## Required work
Wherever a line in the data below holds "observations", copy that line.

Items from a figure collection:
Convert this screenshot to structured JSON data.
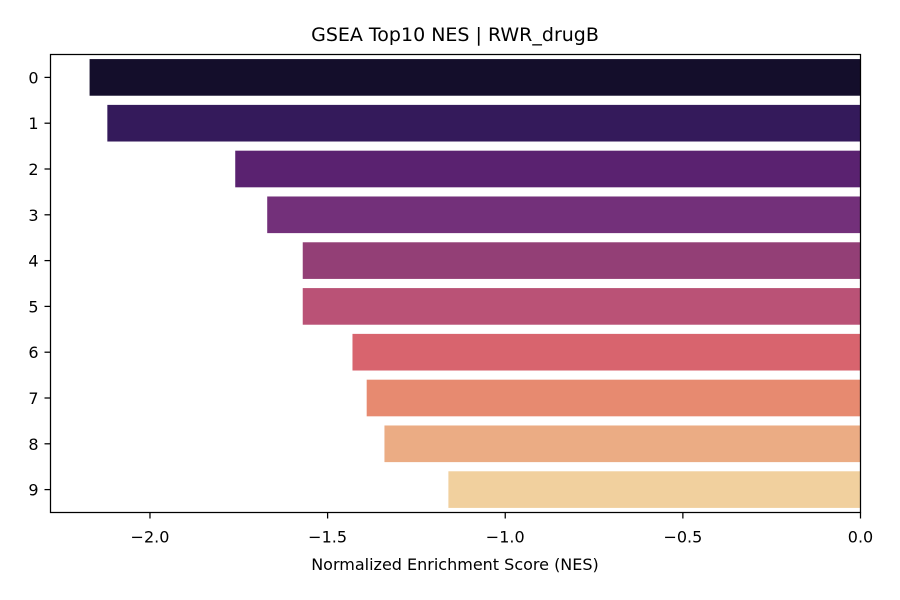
{
  "chart_data": {
    "type": "bar",
    "orientation": "horizontal",
    "title": "GSEA Top10 NES | RWR_drugB",
    "xlabel": "Normalized Enrichment Score (NES)",
    "ylabel": "",
    "categories": [
      "0",
      "1",
      "2",
      "3",
      "4",
      "5",
      "6",
      "7",
      "8",
      "9"
    ],
    "values": [
      -2.17,
      -2.12,
      -1.76,
      -1.67,
      -1.57,
      -1.57,
      -1.43,
      -1.39,
      -1.34,
      -1.16
    ],
    "xlim": [
      -2.28,
      0.0
    ],
    "xticks": [
      -2.0,
      -1.5,
      -1.0,
      -0.5,
      0.0
    ],
    "xtick_labels": [
      "−2.0",
      "−1.5",
      "−1.0",
      "−0.5",
      "0.0"
    ],
    "colors": [
      "#140e2b",
      "#341a5b",
      "#5a2270",
      "#73307a",
      "#933f76",
      "#ba5276",
      "#d8646e",
      "#e78a70",
      "#ebac84",
      "#f1d09e"
    ],
    "grid": false,
    "legend": "none"
  }
}
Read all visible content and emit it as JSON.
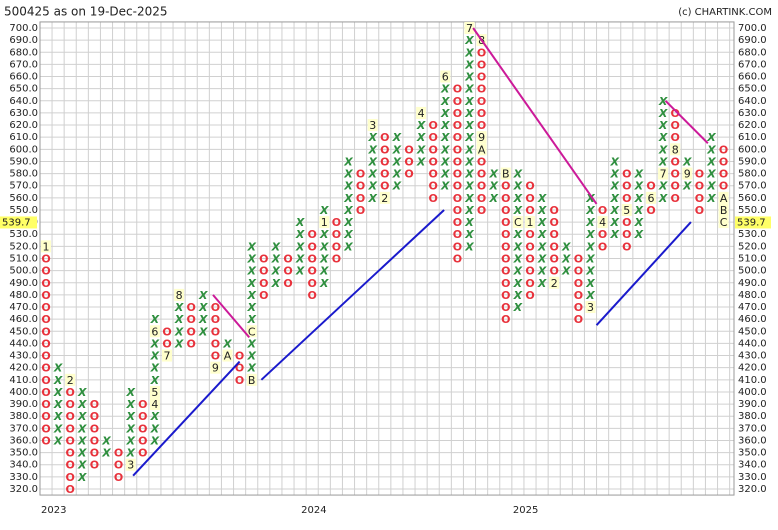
{
  "chart_data": {
    "type": "point-and-figure",
    "title": "500425 as on 19-Dec-2025",
    "credit": "(c) CHARTINK.COM",
    "box_size": 10,
    "x_color": "#2f8f3f",
    "o_color": "#e8323c",
    "current_price": 539.7,
    "ylim": [
      320,
      700
    ],
    "yticks": [
      {
        "value": 320,
        "label": "320.0"
      },
      {
        "value": 330,
        "label": "330.0"
      },
      {
        "value": 340,
        "label": "340.0"
      },
      {
        "value": 350,
        "label": "350.0"
      },
      {
        "value": 360,
        "label": "360.0"
      },
      {
        "value": 370,
        "label": "370.0"
      },
      {
        "value": 380,
        "label": "380.0"
      },
      {
        "value": 390,
        "label": "390.0"
      },
      {
        "value": 400,
        "label": "400.0"
      },
      {
        "value": 410,
        "label": "410.0"
      },
      {
        "value": 420,
        "label": "420.0"
      },
      {
        "value": 430,
        "label": "430.0"
      },
      {
        "value": 440,
        "label": "440.0"
      },
      {
        "value": 450,
        "label": "450.0"
      },
      {
        "value": 460,
        "label": "460.0"
      },
      {
        "value": 470,
        "label": "470.0"
      },
      {
        "value": 480,
        "label": "480.0"
      },
      {
        "value": 490,
        "label": "490.0"
      },
      {
        "value": 500,
        "label": "500.0"
      },
      {
        "value": 510,
        "label": "510.0"
      },
      {
        "value": 520,
        "label": "520.0"
      },
      {
        "value": 530,
        "label": "530.0"
      },
      {
        "value": 540,
        "label": "540.0"
      },
      {
        "value": 550,
        "label": "550.0"
      },
      {
        "value": 560,
        "label": "560.0"
      },
      {
        "value": 570,
        "label": "570.0"
      },
      {
        "value": 580,
        "label": "580.0"
      },
      {
        "value": 590,
        "label": "590.0"
      },
      {
        "value": 600,
        "label": "600.0"
      },
      {
        "value": 610,
        "label": "610.0"
      },
      {
        "value": 620,
        "label": "620.0"
      },
      {
        "value": 630,
        "label": "630.0"
      },
      {
        "value": 640,
        "label": "640.0"
      },
      {
        "value": 650,
        "label": "650.0"
      },
      {
        "value": 660,
        "label": "660.0"
      },
      {
        "value": 670,
        "label": "670.0"
      },
      {
        "value": 680,
        "label": "680.0"
      },
      {
        "value": 690,
        "label": "690.0"
      },
      {
        "value": 700,
        "label": "700.0"
      }
    ],
    "year_markers": [
      {
        "label": "2023",
        "column": 0
      },
      {
        "label": "2024",
        "column": 21.5
      },
      {
        "label": "2025",
        "column": 39
      }
    ],
    "columns": [
      {
        "type": "O",
        "from": 520,
        "to": 360,
        "labels": [
          {
            "price": 520,
            "text": "1"
          }
        ]
      },
      {
        "type": "X",
        "from": 360,
        "to": 420,
        "labels": []
      },
      {
        "type": "O",
        "from": 410,
        "to": 320,
        "labels": [
          {
            "price": 410,
            "text": "2"
          }
        ]
      },
      {
        "type": "X",
        "from": 330,
        "to": 400,
        "labels": []
      },
      {
        "type": "O",
        "from": 390,
        "to": 340,
        "labels": []
      },
      {
        "type": "X",
        "from": 350,
        "to": 360,
        "labels": []
      },
      {
        "type": "O",
        "from": 350,
        "to": 330,
        "labels": []
      },
      {
        "type": "X",
        "from": 340,
        "to": 400,
        "labels": [
          {
            "price": 340,
            "text": "3"
          }
        ]
      },
      {
        "type": "O",
        "from": 390,
        "to": 350,
        "labels": []
      },
      {
        "type": "X",
        "from": 360,
        "to": 460,
        "labels": [
          {
            "price": 390,
            "text": "4"
          },
          {
            "price": 400,
            "text": "5"
          },
          {
            "price": 450,
            "text": "6"
          }
        ]
      },
      {
        "type": "O",
        "from": 450,
        "to": 430,
        "labels": [
          {
            "price": 430,
            "text": "7"
          }
        ]
      },
      {
        "type": "X",
        "from": 440,
        "to": 480,
        "labels": [
          {
            "price": 480,
            "text": "8"
          }
        ]
      },
      {
        "type": "O",
        "from": 470,
        "to": 440,
        "labels": []
      },
      {
        "type": "X",
        "from": 450,
        "to": 480,
        "labels": []
      },
      {
        "type": "O",
        "from": 470,
        "to": 420,
        "labels": [
          {
            "price": 420,
            "text": "9"
          }
        ]
      },
      {
        "type": "X",
        "from": 430,
        "to": 440,
        "labels": [
          {
            "price": 430,
            "text": "A"
          }
        ]
      },
      {
        "type": "O",
        "from": 430,
        "to": 410,
        "labels": []
      },
      {
        "type": "X",
        "from": 410,
        "to": 520,
        "labels": [
          {
            "price": 410,
            "text": "B"
          },
          {
            "price": 450,
            "text": "C"
          }
        ]
      },
      {
        "type": "O",
        "from": 510,
        "to": 480,
        "labels": []
      },
      {
        "type": "X",
        "from": 490,
        "to": 520,
        "labels": []
      },
      {
        "type": "O",
        "from": 510,
        "to": 490,
        "labels": []
      },
      {
        "type": "X",
        "from": 500,
        "to": 540,
        "labels": []
      },
      {
        "type": "O",
        "from": 530,
        "to": 480,
        "labels": []
      },
      {
        "type": "X",
        "from": 490,
        "to": 550,
        "labels": [
          {
            "price": 540,
            "text": "1"
          }
        ]
      },
      {
        "type": "O",
        "from": 540,
        "to": 510,
        "labels": []
      },
      {
        "type": "X",
        "from": 520,
        "to": 590,
        "labels": []
      },
      {
        "type": "O",
        "from": 580,
        "to": 550,
        "labels": []
      },
      {
        "type": "X",
        "from": 560,
        "to": 620,
        "labels": [
          {
            "price": 620,
            "text": "3"
          }
        ]
      },
      {
        "type": "O",
        "from": 610,
        "to": 560,
        "labels": [
          {
            "price": 560,
            "text": "2"
          }
        ]
      },
      {
        "type": "X",
        "from": 570,
        "to": 610,
        "labels": []
      },
      {
        "type": "O",
        "from": 600,
        "to": 580,
        "labels": []
      },
      {
        "type": "X",
        "from": 590,
        "to": 630,
        "labels": [
          {
            "price": 630,
            "text": "4"
          }
        ]
      },
      {
        "type": "O",
        "from": 620,
        "to": 560,
        "labels": []
      },
      {
        "type": "X",
        "from": 570,
        "to": 660,
        "labels": [
          {
            "price": 660,
            "text": "6"
          }
        ]
      },
      {
        "type": "O",
        "from": 650,
        "to": 510,
        "labels": []
      },
      {
        "type": "X",
        "from": 520,
        "to": 700,
        "labels": [
          {
            "price": 700,
            "text": "7"
          }
        ]
      },
      {
        "type": "O",
        "from": 690,
        "to": 550,
        "labels": [
          {
            "price": 690,
            "text": "8"
          },
          {
            "price": 610,
            "text": "9"
          },
          {
            "price": 600,
            "text": "A"
          }
        ]
      },
      {
        "type": "X",
        "from": 560,
        "to": 580,
        "labels": []
      },
      {
        "type": "O",
        "from": 580,
        "to": 460,
        "labels": [
          {
            "price": 580,
            "text": "B"
          }
        ]
      },
      {
        "type": "X",
        "from": 470,
        "to": 580,
        "labels": [
          {
            "price": 540,
            "text": "C"
          }
        ]
      },
      {
        "type": "O",
        "from": 570,
        "to": 480,
        "labels": [
          {
            "price": 540,
            "text": "1"
          }
        ]
      },
      {
        "type": "X",
        "from": 490,
        "to": 560,
        "labels": []
      },
      {
        "type": "O",
        "from": 550,
        "to": 490,
        "labels": [
          {
            "price": 490,
            "text": "2"
          }
        ]
      },
      {
        "type": "X",
        "from": 500,
        "to": 520,
        "labels": []
      },
      {
        "type": "O",
        "from": 510,
        "to": 460,
        "labels": []
      },
      {
        "type": "X",
        "from": 470,
        "to": 560,
        "labels": [
          {
            "price": 470,
            "text": "3"
          }
        ]
      },
      {
        "type": "O",
        "from": 550,
        "to": 520,
        "labels": [
          {
            "price": 540,
            "text": "4"
          }
        ]
      },
      {
        "type": "X",
        "from": 530,
        "to": 590,
        "labels": []
      },
      {
        "type": "O",
        "from": 580,
        "to": 520,
        "labels": [
          {
            "price": 550,
            "text": "5"
          }
        ]
      },
      {
        "type": "X",
        "from": 530,
        "to": 580,
        "labels": []
      },
      {
        "type": "O",
        "from": 570,
        "to": 550,
        "labels": [
          {
            "price": 560,
            "text": "6"
          }
        ]
      },
      {
        "type": "X",
        "from": 560,
        "to": 640,
        "labels": [
          {
            "price": 580,
            "text": "7"
          }
        ]
      },
      {
        "type": "O",
        "from": 630,
        "to": 560,
        "labels": [
          {
            "price": 600,
            "text": "8"
          }
        ]
      },
      {
        "type": "X",
        "from": 570,
        "to": 590,
        "labels": [
          {
            "price": 580,
            "text": "9"
          }
        ]
      },
      {
        "type": "O",
        "from": 580,
        "to": 550,
        "labels": []
      },
      {
        "type": "X",
        "from": 560,
        "to": 610,
        "labels": []
      },
      {
        "type": "O",
        "from": 600,
        "to": 540,
        "labels": [
          {
            "price": 560,
            "text": "A"
          },
          {
            "price": 550,
            "text": "B"
          },
          {
            "price": 540,
            "text": "C"
          }
        ]
      }
    ],
    "trendlines": [
      {
        "color": "#1a1acc",
        "from": [
          7.2,
          331
        ],
        "to": [
          16,
          425
        ]
      },
      {
        "color": "#1a1acc",
        "from": [
          17.8,
          410
        ],
        "to": [
          32.9,
          550
        ]
      },
      {
        "color": "#1a1acc",
        "from": [
          45.5,
          455
        ],
        "to": [
          53.3,
          540
        ]
      },
      {
        "color": "#cc1a99",
        "from": [
          13.8,
          480
        ],
        "to": [
          16.8,
          445
        ]
      },
      {
        "color": "#cc1a99",
        "from": [
          35.3,
          700
        ],
        "to": [
          45.5,
          555
        ]
      },
      {
        "color": "#cc1a99",
        "from": [
          51.2,
          640
        ],
        "to": [
          54.7,
          605
        ]
      }
    ]
  }
}
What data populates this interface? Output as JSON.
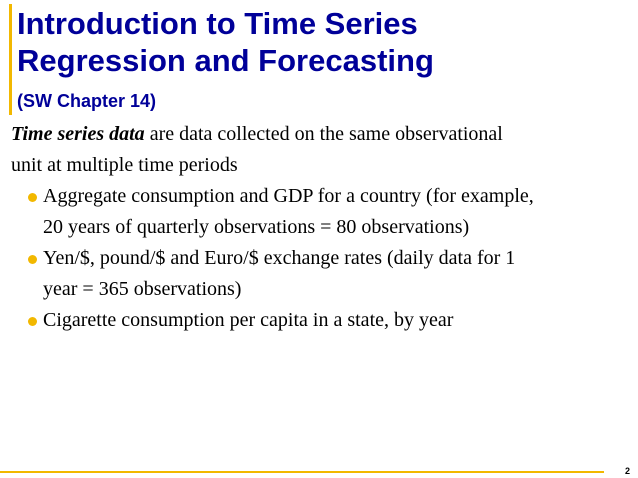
{
  "title_lines": [
    "Introduction to Time Series",
    "Regression and Forecasting"
  ],
  "subtitle": "(SW Chapter 14)",
  "intro": {
    "term": "Time series data",
    "line1_rest": " are data collected on the same observational",
    "line2": "unit at multiple time periods"
  },
  "bullets": [
    {
      "line1": "Aggregate consumption and GDP for a country (for example,",
      "line2": "20 years of quarterly observations = 80 observations)"
    },
    {
      "line1": "Yen/$, pound/$ and Euro/$ exchange rates (daily data for 1",
      "line2": "year = 365 observations)"
    },
    {
      "line1": "Cigarette consumption per capita in a state, by year",
      "line2": ""
    }
  ],
  "page_number": "2",
  "colors": {
    "title": "#000099",
    "accent": "#f2b800",
    "text": "#000000"
  }
}
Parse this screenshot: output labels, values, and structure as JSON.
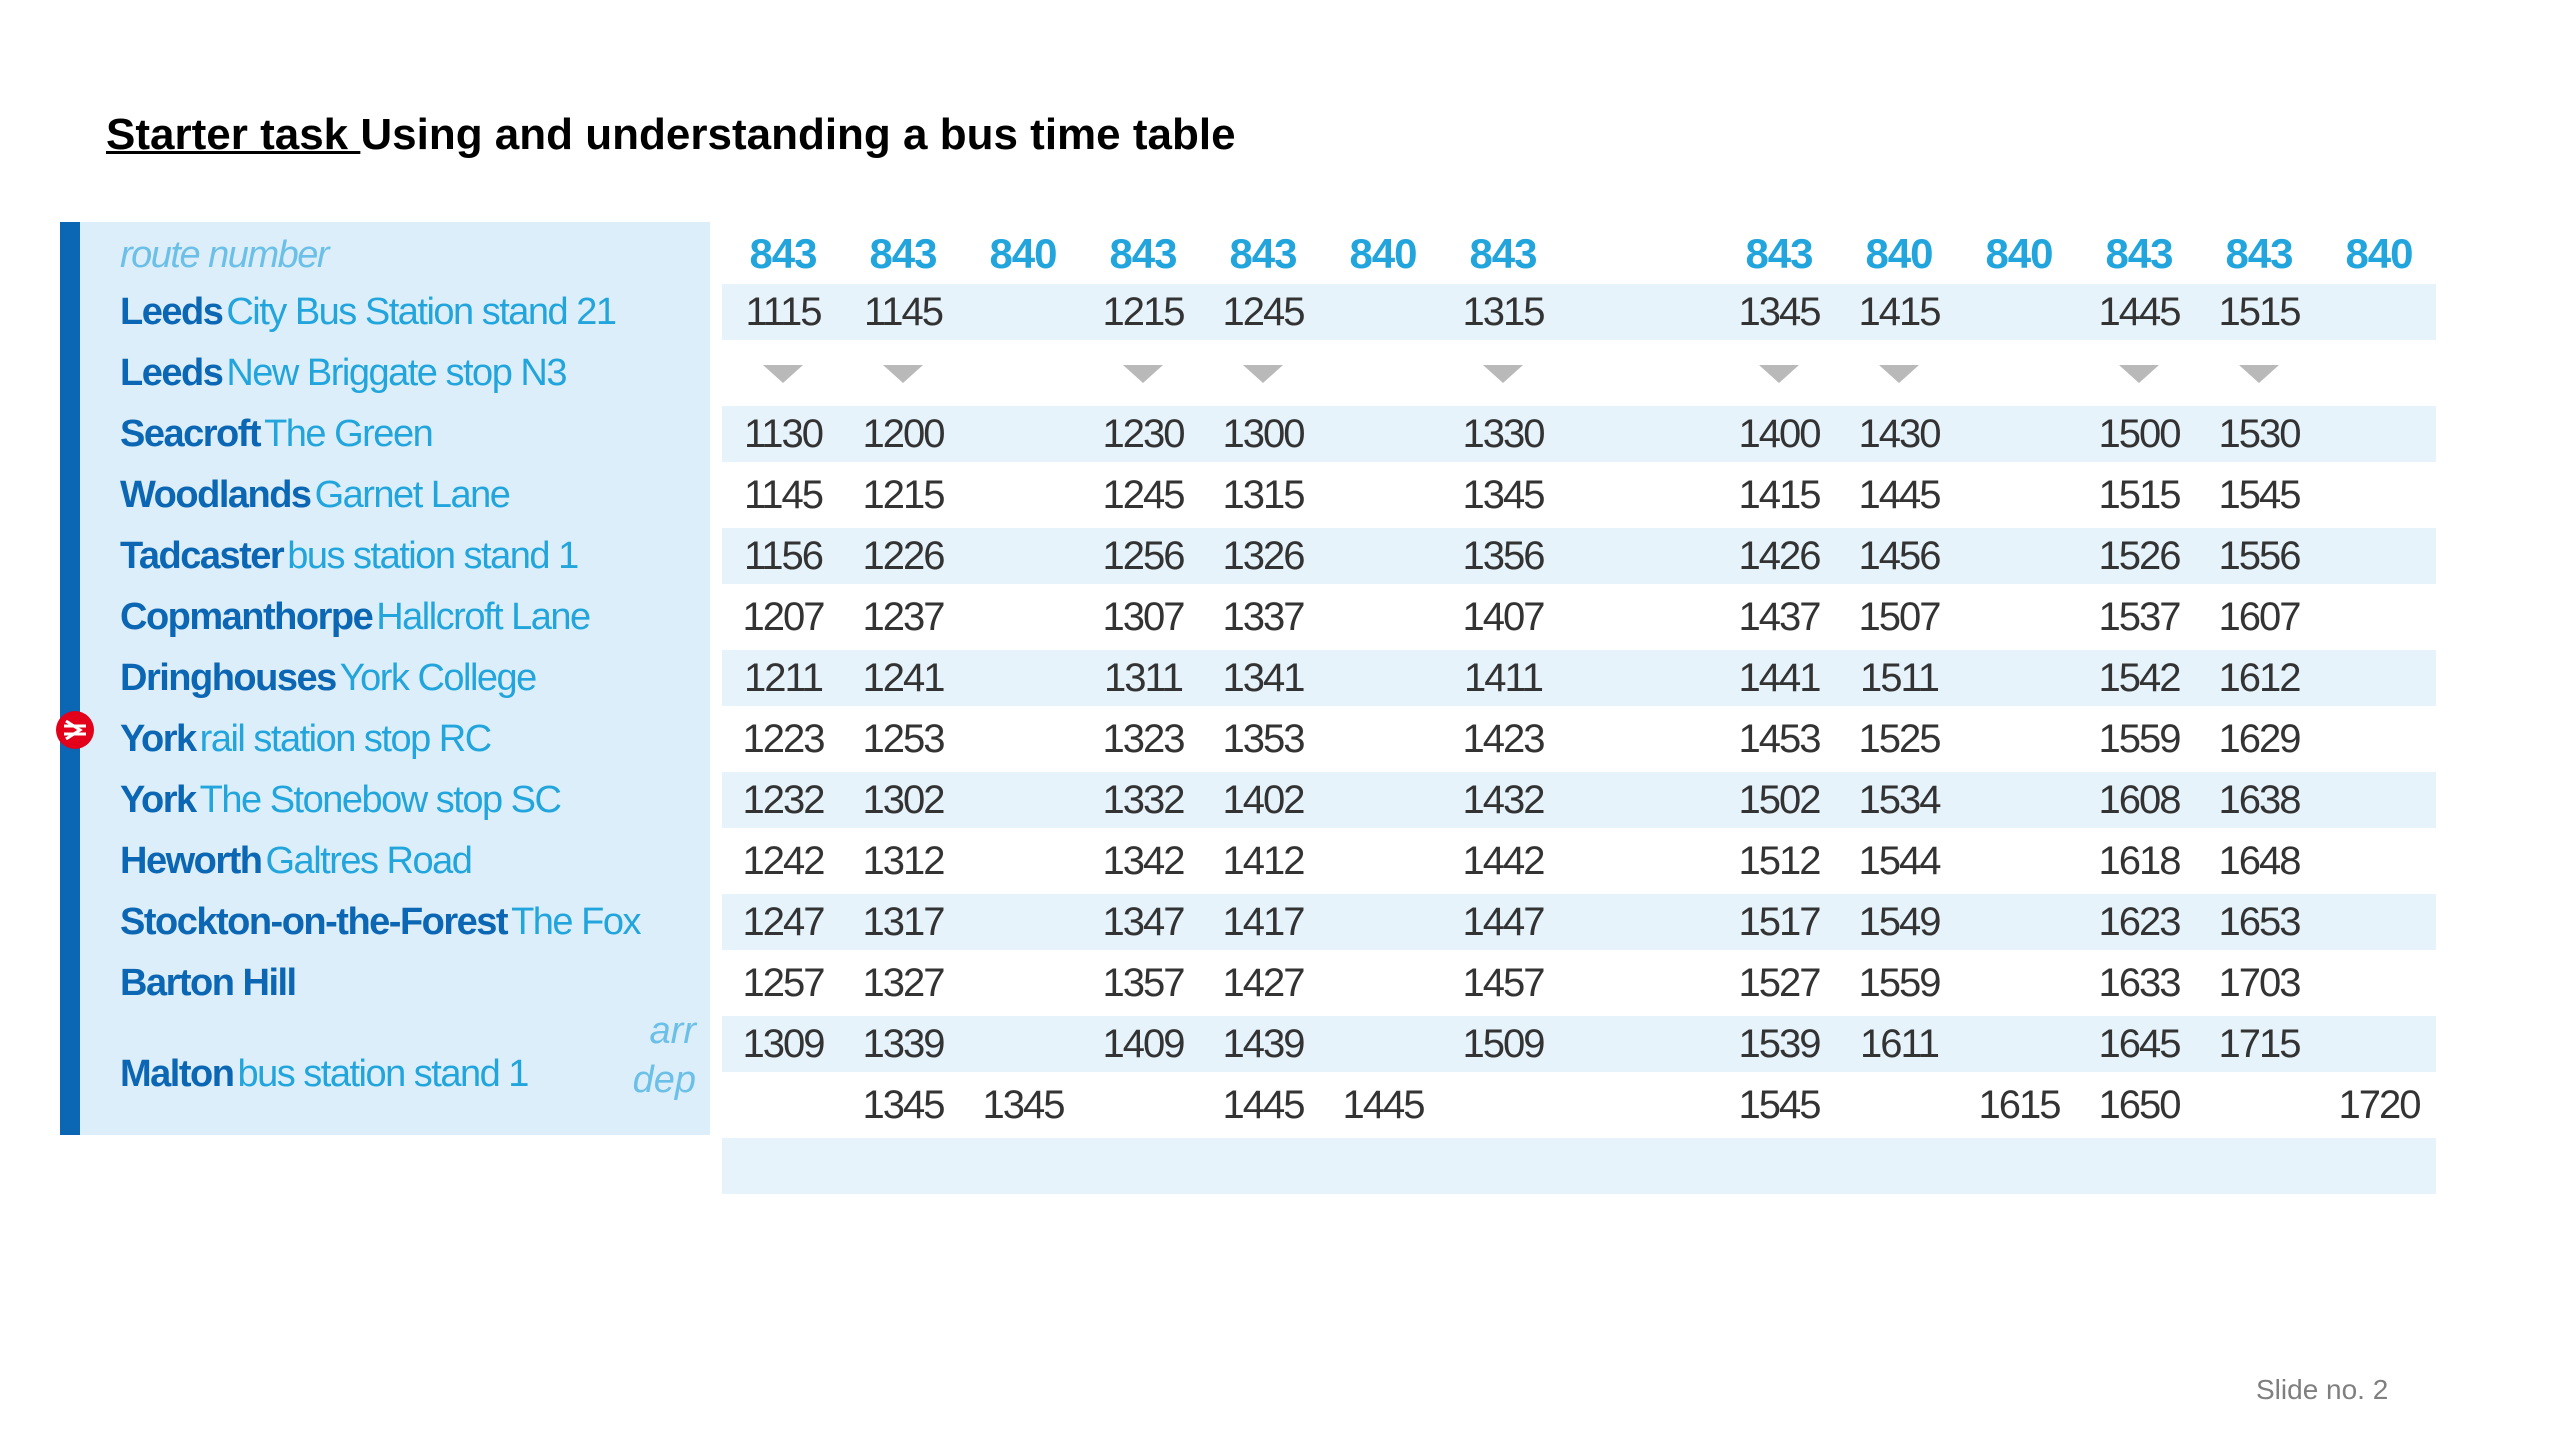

## In response
      "line2": "20 years of quarterly observations = 80 observations)"
      "line2": "year = 365 observations)"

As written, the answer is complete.